Exercise data:

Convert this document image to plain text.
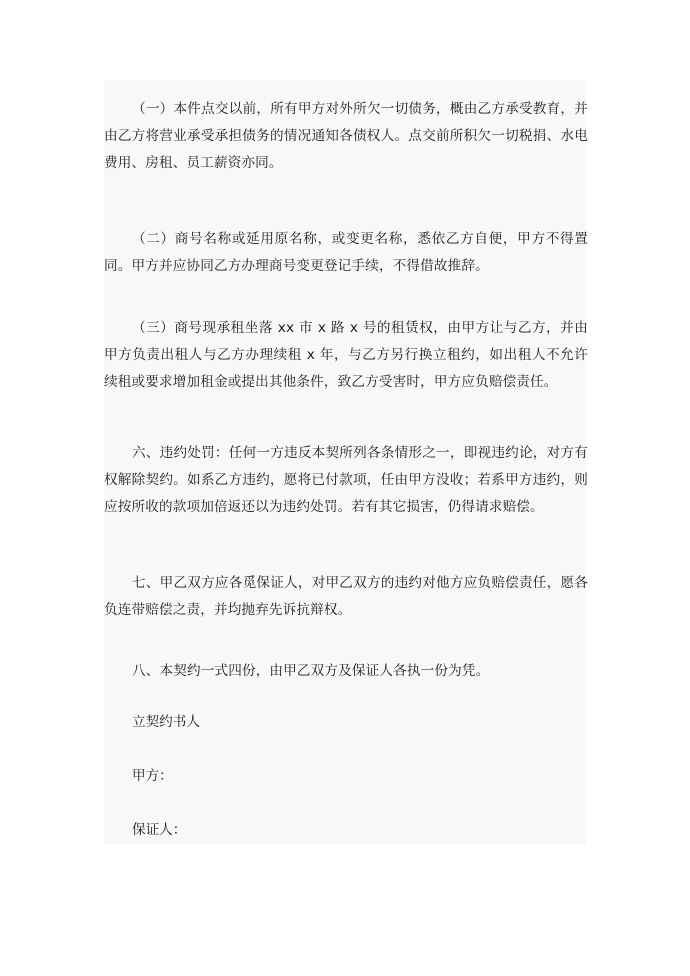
（一）本件点交以前，所有甲方对外所欠一切债务，概由乙方承受教育，并由乙方将营业承受承担债务的情况通知各债权人。点交前所积欠一切税捐、水电费用、房租、员工薪资亦同。

（二）商号名称或延用原名称，或变更名称，悉依乙方自便，甲方不得置同。甲方并应协同乙方办理商号变更登记手续，不得借故推辞。

（三）商号现承租坐落 xx 市 x 路 x 号的租赁权，由甲方让与乙方，并由甲方负责出租人与乙方办理续租 x 年，与乙方另行换立租约，如出租人不允许续租或要求增加租金或提出其他条件，致乙方受害时，甲方应负赔偿责任。

六、违约处罚：任何一方违反本契所列各条情形之一，即视违约论，对方有权解除契约。如系乙方违约，愿将已付款项，任由甲方没收；若系甲方违约，则应按所收的款项加倍返还以为违约处罚。若有其它损害，仍得请求赔偿。

七、甲乙双方应各觅保证人，对甲乙双方的违约对他方应负赔偿责任，愿各负连带赔偿之责，并均抛弃先诉抗辩权。

八、本契约一式四份，由甲乙双方及保证人各执一份为凭。

立契约书人

甲方：

保证人：
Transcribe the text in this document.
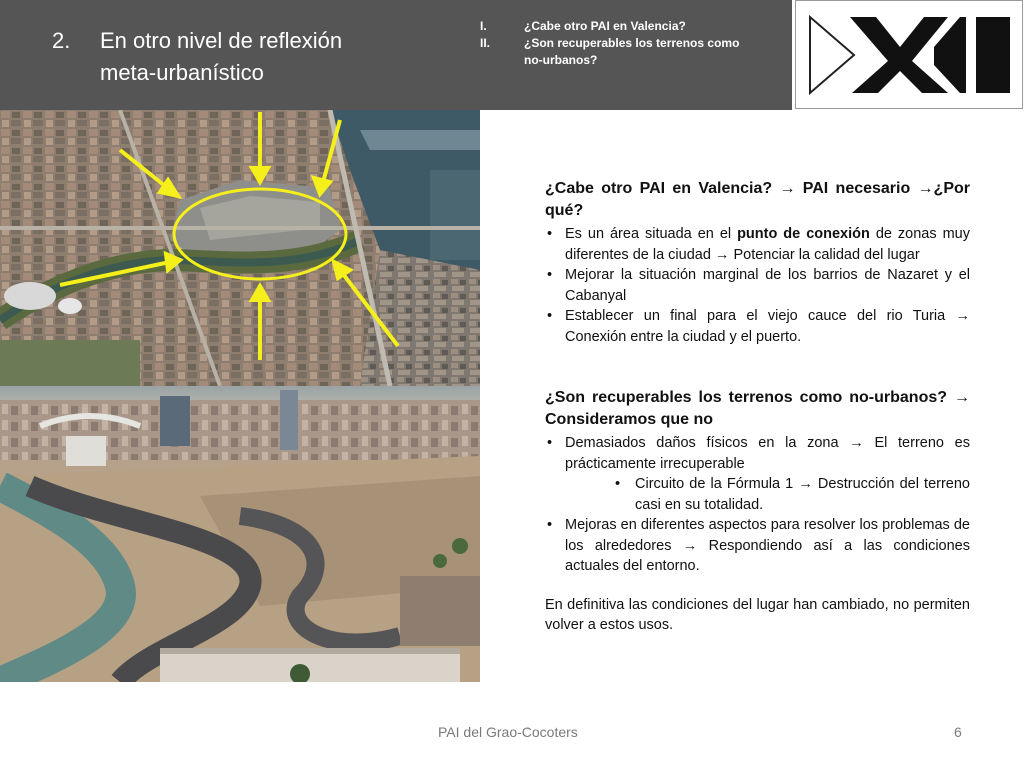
2. En otro nivel de reflexión
meta-urbanístico
I.	¿Cabe otro PAI en Valencia?
II.	¿Son recuperables los terrenos como no-urbanos?
¿Cabe otro PAI en Valencia? → PAI necesario →¿Por qué?
• Es un área situada en el punto de conexión de zonas muy diferentes de la ciudad → Potenciar la calidad del lugar
• Mejorar la situación marginal de los barrios de Nazaret y el Cabanyal
• Establecer un final para el viejo cauce del rio Turia → Conexión entre la ciudad y el puerto.
¿Son recuperables los terrenos como no-urbanos? → Consideramos que no
• Demasiados daños físicos en la zona → El terreno es prácticamente irrecuperable
• Circuito de la Fórmula 1 → Destrucción del terreno casi en su totalidad.
• Mejoras en diferentes aspectos para resolver los problemas de los alrededores → Respondiendo así a las condiciones actuales del entorno.
En definitiva las condiciones del lugar han cambiado, no permiten volver a estos usos.
PAI del Grao-Cocoters	6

The request: Extract every line of the records above that contains the word "otro".

Expected answer:
2. En otro nivel de reflexión
I.	¿Cabe otro PAI en Valencia?
¿Cabe otro PAI en Valencia? → PAI necesario →¿Por qué?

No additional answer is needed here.